**Obiettivo:**
Riscrivi la parte dell'estratto che comincia con "Alla sua sesta" e prosegue fino a "libero e condiviso.", sostituendo "sesta" con "settima".

Alla sua sesta edizione
La Scuola Contadina di Mondeggi torna per il biennio 2025-2026 e raggiunge la sua sesta edizione, confermandosi uno dei percorsi più significativi di formazione agricola popolare in Italia. Un progetto che ogni anno avvicina centinaia di persone alla terra, ai saperi contadini e a un modello agricolo sostenibile, libero e condiviso.
Il programma nasce dalla collaborazione tra l’area Ecologia dell’Unione Buddhista Italiana e l’associazione Mondeggi Bene Comune, e si svolge nella tenuta di Mondeggi e alla Casa del Popolo di Grassina, nel comune di Bagno a Ripoli (Firenze). Grazie al sostegno dell’Unione Buddhista Italiana tramite i fondi dell’8×1000, l’offerta formativa continua a crescere, arricchendosi di nuovi temi, nuovi docenti e nuovi laboratori. Accanto ai corsi più richiesti delle edizioni passate — dalla biodinamica all’agroecologia, dall’olivicoltura alla panificazione naturale — tornano anche i laboratori di ceramica, cesteria e autocostruzione, insieme a percorsi specifici dedicati ai microrganismi utili in agricoltura, all’apicoltura ecologica, al riconoscimento delle piante spontanee e persino alla costruzione di una tenda yurta.
“La Scuola Contadina è un’esperienza collettiva, un’occasione per incontrarsi, conoscersi e costruire rete”, spiega Silvia Francescon, responsabile dell’area Ecologia dell’Unione Buddhista Italiana. “È un luogo dove il sapere agricolo si libera dalle logiche del profitto per diventare bene comune. Per questo è gratuita e accessibile a tutti: l’obiettivo è diffondere un’agricoltura etica, sostenibile e a servizio delle persone e dell’ambiente”.
Gli incontri della Scuola Contadina sono aperti a chi già lavora nei campi e cerca aggiornamento, ma anche a chi si avvicina per la prima volta al mondo dell’agricoltura per passione personale o per avviare una nuova attività. Al centro della proposta formativa c’è la condivisione dei saperi, con tecniche e strumenti utili per promuovere un’agricoltura attenta all’equilibrio ecologico, economico e sociale del territorio e per favorire l’autodeterminazione alimentare delle comunità.

**I dati:**

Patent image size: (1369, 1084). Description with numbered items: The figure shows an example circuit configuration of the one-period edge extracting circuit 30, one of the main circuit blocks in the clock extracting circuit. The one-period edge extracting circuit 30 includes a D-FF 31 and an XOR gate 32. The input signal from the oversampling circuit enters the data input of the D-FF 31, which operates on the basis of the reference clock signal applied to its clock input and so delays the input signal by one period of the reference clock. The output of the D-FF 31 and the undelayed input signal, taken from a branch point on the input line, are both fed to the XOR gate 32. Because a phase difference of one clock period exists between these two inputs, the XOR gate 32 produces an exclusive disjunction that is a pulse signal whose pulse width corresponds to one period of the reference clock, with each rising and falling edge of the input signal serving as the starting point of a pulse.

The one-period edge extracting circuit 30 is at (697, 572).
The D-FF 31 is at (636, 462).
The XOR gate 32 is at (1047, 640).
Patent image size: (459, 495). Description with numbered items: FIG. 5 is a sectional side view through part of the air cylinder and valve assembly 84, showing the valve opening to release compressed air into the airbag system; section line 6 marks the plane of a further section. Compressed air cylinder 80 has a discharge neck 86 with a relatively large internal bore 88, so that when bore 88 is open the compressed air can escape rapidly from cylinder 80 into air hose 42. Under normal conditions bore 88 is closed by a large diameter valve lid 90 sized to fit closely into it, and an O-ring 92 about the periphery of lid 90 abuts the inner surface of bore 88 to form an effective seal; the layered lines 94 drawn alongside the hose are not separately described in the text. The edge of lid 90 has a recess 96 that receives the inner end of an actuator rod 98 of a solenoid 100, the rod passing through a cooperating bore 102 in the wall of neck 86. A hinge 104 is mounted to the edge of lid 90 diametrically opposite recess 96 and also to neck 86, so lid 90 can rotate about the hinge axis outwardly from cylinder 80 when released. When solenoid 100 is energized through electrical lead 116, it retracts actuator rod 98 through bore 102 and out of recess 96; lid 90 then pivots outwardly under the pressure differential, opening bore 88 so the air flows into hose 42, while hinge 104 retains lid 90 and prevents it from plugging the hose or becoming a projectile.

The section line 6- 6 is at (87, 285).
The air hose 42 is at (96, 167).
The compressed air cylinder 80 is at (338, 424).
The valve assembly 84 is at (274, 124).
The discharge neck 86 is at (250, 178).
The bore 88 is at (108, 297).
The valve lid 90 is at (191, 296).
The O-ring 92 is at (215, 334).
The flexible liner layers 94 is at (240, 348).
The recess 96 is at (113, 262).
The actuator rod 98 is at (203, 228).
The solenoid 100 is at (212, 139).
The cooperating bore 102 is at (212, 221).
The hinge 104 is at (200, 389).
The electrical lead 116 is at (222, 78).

**Risposta finale:**
Alla sua settima edizione
La Scuola Contadina di Mondeggi torna per il biennio 2025-2026 e raggiunge la sua settima edizione, confermandosi uno dei percorsi più significativi di formazione agricola popolare in Italia. Un progetto che ogni anno avvicina centinaia di persone alla terra, ai saperi contadini e a un modello agricolo sostenibile, libero e condiviso.